* **Records to process**
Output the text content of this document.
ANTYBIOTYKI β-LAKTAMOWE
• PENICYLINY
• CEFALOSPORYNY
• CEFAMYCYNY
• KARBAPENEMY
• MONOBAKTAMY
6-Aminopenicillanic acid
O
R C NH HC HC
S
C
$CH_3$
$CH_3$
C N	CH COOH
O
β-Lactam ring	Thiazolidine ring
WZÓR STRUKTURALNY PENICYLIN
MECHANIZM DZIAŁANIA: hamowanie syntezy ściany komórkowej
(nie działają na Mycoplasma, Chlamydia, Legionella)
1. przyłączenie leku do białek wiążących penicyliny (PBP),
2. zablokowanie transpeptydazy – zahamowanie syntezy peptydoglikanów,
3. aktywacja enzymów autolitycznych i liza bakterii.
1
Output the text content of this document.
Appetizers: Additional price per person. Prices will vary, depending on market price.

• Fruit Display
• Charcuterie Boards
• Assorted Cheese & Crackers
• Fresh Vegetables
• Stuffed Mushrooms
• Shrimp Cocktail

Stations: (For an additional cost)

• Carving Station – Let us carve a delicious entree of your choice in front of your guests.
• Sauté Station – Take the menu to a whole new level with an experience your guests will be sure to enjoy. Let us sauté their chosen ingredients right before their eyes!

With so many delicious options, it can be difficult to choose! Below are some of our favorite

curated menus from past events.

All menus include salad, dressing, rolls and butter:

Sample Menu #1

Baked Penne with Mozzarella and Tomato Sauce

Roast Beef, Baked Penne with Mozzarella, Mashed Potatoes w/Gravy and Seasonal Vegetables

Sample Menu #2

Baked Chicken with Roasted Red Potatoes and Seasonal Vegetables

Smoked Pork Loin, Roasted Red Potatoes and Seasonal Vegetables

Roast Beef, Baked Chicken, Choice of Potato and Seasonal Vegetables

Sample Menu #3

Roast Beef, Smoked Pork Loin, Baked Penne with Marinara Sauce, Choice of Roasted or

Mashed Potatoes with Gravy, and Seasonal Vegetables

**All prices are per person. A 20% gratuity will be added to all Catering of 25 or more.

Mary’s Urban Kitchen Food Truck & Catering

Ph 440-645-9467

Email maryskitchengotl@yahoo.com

* **Stated task**
Copy every line verbatim.

* **Exercise answer**
Output the text content of this document.
ANTYBIOTYKI β-LAKTAMOWE
• PENICYLINY
• CEFALOSPORYNY
• CEFAMYCYNY
• KARBAPENEMY
• MONOBAKTAMY
6-Aminopenicillanic acid
O
R C NH HC HC
S
C
$CH_3$
$CH_3$
C N	CH COOH
O
β-Lactam ring	Thiazolidine ring
WZÓR STRUKTURALNY PENICYLIN
MECHANIZM DZIAŁANIA: hamowanie syntezy ściany komórkowej
(nie działają na Mycoplasma, Chlamydia, Legionella)
1. przyłączenie leku do białek wiążących penicyliny (PBP),
2. zablokowanie transpeptydazy – zahamowanie syntezy peptydoglikanów,
3. aktywacja enzymów autolitycznych i liza bakterii.
1
Output the text content of this document.
Appetizers: Additional price per person. Prices will vary, depending on market price.

• Fruit Display
• Charcuterie Boards
• Assorted Cheese & Crackers
• Fresh Vegetables
• Stuffed Mushrooms
• Shrimp Cocktail

Stations: (For an additional cost)

• Carving Station – Let us carve a delicious entree of your choice in front of your guests.
• Sauté Station – Take the menu to a whole new level with an experience your guests will be sure to enjoy. Let us sauté their chosen ingredients right before their eyes!

With so many delicious options, it can be difficult to choose! Below are some of our favorite

curated menus from past events.

All menus include salad, dressing, rolls and butter:

Sample Menu #1

Baked Penne with Mozzarella and Tomato Sauce

Roast Beef, Baked Penne with Mozzarella, Mashed Potatoes w/Gravy and Seasonal Vegetables

Sample Menu #2

Baked Chicken with Roasted Red Potatoes and Seasonal Vegetables

Smoked Pork Loin, Roasted Red Potatoes and Seasonal Vegetables

Roast Beef, Baked Chicken, Choice of Potato and Seasonal Vegetables

Sample Menu #3

Roast Beef, Smoked Pork Loin, Baked Penne with Marinara Sauce, Choice of Roasted or

Mashed Potatoes with Gravy, and Seasonal Vegetables

**All prices are per person. A 20% gratuity will be added to all Catering of 25 or more.

Mary’s Urban Kitchen Food Truck & Catering

Ph 440-645-9467

Email maryskitchengotl@yahoo.com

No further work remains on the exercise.